_Records from a data collection_
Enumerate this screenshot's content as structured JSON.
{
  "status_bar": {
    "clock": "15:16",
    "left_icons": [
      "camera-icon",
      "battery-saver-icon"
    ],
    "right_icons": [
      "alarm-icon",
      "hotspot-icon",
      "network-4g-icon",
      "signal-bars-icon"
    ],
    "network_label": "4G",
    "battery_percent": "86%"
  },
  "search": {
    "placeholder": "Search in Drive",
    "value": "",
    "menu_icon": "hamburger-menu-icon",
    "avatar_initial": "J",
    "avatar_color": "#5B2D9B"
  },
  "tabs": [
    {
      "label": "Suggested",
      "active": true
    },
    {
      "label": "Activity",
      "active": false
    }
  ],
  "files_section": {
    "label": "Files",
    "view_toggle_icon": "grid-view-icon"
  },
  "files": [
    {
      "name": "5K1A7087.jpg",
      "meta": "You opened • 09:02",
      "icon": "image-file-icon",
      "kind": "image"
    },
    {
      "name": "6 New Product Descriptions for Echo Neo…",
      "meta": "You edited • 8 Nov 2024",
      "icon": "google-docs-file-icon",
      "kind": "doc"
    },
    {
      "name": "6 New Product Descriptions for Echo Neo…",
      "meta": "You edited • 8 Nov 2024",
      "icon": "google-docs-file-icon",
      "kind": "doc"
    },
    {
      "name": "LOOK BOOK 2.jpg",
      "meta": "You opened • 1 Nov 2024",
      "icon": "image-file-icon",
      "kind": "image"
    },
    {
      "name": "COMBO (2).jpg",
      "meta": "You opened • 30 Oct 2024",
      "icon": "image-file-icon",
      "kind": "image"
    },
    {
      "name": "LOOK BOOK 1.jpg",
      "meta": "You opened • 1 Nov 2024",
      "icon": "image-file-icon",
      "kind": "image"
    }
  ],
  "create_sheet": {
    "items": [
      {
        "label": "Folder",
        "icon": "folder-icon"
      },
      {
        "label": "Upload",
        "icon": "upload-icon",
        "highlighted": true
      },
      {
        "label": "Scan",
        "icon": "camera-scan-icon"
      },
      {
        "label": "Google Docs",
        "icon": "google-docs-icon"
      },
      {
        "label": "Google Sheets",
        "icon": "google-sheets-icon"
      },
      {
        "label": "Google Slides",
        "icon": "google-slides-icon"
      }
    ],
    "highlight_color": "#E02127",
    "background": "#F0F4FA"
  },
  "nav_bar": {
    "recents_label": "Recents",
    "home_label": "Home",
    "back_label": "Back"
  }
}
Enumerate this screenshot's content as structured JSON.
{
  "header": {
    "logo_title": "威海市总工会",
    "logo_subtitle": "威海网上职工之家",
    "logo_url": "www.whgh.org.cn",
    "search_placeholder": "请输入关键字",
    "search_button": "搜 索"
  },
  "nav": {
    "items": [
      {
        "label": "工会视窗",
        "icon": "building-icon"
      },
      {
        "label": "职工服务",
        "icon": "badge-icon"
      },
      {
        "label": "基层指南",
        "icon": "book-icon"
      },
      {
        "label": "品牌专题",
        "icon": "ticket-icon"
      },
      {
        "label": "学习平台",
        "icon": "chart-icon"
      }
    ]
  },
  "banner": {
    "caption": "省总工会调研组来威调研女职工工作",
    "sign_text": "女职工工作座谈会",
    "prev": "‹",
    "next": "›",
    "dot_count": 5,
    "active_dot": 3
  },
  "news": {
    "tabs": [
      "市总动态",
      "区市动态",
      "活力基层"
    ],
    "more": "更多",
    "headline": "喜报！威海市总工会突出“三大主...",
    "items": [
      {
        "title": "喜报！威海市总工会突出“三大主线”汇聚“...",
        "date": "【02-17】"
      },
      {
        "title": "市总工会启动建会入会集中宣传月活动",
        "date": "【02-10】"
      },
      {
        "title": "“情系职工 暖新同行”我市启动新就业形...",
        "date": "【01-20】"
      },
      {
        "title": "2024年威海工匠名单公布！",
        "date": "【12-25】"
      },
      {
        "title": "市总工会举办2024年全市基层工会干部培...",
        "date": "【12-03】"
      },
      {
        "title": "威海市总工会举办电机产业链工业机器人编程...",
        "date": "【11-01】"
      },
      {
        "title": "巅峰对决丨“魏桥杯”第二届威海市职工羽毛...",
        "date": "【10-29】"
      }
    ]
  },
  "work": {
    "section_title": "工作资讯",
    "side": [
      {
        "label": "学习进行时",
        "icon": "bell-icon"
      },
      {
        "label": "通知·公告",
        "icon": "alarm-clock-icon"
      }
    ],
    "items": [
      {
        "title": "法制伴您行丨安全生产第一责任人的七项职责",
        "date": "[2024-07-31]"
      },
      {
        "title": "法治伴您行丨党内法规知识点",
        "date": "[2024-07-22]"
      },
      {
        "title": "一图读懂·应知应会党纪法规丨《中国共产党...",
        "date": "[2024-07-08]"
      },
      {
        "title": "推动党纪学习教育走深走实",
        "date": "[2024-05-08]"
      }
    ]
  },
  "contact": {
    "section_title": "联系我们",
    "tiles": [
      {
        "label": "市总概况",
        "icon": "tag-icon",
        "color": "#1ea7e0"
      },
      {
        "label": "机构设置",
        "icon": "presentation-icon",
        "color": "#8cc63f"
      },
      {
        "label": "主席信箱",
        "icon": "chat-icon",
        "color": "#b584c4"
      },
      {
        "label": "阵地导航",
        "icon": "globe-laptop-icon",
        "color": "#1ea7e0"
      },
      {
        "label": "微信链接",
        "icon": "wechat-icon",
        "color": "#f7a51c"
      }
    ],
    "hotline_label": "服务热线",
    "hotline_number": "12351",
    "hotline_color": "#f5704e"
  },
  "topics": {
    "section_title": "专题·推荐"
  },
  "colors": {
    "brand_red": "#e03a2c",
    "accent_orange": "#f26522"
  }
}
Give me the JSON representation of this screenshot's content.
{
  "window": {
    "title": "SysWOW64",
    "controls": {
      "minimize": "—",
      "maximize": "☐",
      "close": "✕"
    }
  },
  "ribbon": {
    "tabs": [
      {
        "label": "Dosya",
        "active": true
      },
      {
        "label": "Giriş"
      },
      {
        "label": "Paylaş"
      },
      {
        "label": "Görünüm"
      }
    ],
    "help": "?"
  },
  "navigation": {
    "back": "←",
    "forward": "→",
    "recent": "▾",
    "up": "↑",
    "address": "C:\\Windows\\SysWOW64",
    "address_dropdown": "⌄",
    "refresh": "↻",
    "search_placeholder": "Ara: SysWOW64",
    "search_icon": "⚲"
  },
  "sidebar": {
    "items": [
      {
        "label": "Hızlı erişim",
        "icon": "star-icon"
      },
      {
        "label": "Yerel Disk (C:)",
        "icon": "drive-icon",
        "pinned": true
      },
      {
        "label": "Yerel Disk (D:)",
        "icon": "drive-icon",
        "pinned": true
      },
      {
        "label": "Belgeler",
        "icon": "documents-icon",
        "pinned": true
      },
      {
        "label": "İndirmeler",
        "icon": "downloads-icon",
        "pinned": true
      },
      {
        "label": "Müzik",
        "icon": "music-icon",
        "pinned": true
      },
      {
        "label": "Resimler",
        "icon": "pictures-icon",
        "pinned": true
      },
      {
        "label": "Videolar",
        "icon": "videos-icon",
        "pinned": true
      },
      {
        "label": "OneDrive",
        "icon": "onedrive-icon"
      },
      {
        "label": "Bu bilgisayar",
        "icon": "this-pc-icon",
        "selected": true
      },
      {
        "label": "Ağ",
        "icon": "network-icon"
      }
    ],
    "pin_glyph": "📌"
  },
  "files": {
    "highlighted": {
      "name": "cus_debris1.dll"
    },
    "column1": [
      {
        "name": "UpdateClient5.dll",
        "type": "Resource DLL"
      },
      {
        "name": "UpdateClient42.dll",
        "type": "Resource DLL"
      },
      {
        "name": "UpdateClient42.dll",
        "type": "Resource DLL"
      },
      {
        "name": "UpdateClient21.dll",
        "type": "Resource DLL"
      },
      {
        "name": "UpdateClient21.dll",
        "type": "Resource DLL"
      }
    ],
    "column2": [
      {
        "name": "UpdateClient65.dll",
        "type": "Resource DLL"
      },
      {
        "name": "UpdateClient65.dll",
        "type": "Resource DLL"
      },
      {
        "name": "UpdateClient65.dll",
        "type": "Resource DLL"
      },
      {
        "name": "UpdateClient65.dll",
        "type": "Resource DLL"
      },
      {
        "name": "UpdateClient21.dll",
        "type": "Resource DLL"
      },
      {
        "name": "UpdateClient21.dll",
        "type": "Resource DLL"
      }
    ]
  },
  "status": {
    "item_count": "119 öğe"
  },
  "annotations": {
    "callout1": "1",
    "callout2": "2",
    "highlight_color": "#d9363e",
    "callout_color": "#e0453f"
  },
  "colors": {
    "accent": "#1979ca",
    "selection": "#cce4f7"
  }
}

_SET TASK_
Search the lines above for the string "威海市总工会突出", then show every one that has it.

_FULL SOLUTION_
    "headline": "喜报！威海市总工会突出“三大主...",
        "title": "喜报！威海市总工会突出“三大主线”汇聚“...",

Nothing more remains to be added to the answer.